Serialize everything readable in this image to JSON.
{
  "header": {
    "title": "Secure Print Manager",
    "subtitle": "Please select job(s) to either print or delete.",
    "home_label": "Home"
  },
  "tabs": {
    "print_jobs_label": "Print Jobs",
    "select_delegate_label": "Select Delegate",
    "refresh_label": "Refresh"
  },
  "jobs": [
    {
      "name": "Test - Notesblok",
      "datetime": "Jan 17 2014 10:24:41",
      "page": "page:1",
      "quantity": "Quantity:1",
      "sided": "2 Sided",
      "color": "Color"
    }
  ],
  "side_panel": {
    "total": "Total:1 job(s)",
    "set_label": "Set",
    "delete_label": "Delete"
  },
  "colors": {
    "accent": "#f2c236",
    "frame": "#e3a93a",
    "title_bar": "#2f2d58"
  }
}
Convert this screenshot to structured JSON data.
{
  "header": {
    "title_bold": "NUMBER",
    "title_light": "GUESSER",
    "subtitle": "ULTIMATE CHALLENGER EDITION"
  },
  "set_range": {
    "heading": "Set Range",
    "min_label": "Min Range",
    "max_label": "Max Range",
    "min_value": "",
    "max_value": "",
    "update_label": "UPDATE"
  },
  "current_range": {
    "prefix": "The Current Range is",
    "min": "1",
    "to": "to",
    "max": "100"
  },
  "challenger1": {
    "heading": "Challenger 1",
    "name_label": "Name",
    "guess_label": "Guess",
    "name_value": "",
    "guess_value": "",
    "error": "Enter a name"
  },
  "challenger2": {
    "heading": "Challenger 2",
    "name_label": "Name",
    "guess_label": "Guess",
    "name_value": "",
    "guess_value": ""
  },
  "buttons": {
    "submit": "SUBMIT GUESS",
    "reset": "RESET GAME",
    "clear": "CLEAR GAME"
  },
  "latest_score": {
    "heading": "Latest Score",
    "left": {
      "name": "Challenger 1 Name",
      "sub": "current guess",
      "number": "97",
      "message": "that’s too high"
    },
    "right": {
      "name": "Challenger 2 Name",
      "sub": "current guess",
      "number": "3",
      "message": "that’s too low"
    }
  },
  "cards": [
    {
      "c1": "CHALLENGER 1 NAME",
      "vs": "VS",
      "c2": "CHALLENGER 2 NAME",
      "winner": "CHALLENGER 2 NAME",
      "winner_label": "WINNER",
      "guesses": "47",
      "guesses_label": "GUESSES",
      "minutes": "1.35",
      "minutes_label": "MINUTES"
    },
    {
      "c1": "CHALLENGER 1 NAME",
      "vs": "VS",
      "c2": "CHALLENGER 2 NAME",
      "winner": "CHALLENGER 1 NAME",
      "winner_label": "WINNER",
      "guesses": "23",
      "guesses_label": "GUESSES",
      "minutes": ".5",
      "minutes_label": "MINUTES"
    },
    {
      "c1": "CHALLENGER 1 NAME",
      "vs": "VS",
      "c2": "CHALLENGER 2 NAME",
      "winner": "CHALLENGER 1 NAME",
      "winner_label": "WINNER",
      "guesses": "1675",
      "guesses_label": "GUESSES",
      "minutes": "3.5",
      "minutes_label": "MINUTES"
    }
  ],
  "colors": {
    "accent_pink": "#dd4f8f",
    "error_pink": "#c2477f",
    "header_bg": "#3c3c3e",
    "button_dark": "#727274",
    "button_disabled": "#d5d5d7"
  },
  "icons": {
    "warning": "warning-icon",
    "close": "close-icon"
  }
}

--------

Given instruction →
Only a number is wanted: how many lines of the material above hold "message"?

Completed exercise →
2